■ Direction ■
Check each line of the entries below for the string "content"; copy every line where it appears.

■ Records ■
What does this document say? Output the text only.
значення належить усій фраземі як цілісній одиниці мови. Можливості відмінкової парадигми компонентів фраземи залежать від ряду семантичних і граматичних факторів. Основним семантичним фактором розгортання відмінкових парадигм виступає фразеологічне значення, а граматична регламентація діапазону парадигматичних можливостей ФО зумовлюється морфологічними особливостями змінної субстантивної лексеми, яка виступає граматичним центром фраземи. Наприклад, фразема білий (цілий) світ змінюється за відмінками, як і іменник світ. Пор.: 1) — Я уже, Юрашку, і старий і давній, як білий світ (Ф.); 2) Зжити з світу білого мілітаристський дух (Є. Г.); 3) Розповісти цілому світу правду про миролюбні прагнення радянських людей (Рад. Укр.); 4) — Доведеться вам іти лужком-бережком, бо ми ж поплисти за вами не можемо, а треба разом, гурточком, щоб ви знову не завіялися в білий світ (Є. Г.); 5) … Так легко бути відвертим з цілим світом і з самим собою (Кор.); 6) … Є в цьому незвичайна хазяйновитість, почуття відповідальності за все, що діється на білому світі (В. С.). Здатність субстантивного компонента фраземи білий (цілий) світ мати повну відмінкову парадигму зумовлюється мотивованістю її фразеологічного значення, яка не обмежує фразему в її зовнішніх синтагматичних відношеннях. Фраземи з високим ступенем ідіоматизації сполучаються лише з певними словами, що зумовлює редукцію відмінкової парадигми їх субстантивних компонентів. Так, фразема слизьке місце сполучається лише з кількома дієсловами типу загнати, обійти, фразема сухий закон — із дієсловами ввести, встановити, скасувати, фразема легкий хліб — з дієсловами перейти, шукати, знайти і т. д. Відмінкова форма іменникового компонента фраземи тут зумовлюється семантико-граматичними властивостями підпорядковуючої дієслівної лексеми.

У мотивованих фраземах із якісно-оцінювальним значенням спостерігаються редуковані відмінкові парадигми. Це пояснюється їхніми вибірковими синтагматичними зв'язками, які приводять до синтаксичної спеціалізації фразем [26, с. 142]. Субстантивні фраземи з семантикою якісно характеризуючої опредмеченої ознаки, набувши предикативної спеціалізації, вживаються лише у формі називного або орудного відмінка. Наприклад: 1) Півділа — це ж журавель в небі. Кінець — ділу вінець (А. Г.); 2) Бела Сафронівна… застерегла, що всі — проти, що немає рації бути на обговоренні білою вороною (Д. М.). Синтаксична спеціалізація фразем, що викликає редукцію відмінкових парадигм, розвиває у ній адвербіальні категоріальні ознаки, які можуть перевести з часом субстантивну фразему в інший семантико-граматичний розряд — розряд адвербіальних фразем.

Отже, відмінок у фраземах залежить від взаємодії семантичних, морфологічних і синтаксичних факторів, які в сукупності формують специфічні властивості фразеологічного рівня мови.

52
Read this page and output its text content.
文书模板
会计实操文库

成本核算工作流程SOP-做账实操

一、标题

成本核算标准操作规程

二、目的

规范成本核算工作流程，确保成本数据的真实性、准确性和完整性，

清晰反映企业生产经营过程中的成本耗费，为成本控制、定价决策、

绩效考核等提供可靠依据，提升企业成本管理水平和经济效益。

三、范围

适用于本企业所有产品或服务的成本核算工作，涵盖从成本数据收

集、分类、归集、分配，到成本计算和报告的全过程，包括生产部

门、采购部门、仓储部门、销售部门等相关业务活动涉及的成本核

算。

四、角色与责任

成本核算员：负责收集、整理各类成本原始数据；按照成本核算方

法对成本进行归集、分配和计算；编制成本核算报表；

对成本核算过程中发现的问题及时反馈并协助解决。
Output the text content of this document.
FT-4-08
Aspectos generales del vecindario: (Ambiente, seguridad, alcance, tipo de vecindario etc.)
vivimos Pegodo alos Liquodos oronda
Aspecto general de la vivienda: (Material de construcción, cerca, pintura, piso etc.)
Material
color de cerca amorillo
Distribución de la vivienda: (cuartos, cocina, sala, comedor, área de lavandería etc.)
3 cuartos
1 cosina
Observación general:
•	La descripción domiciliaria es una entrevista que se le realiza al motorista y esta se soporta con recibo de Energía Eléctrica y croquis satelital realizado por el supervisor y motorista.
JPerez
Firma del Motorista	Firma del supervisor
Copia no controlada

■ Solution to the exercise ■
Read this page and output its text content.
Output the text content of this document.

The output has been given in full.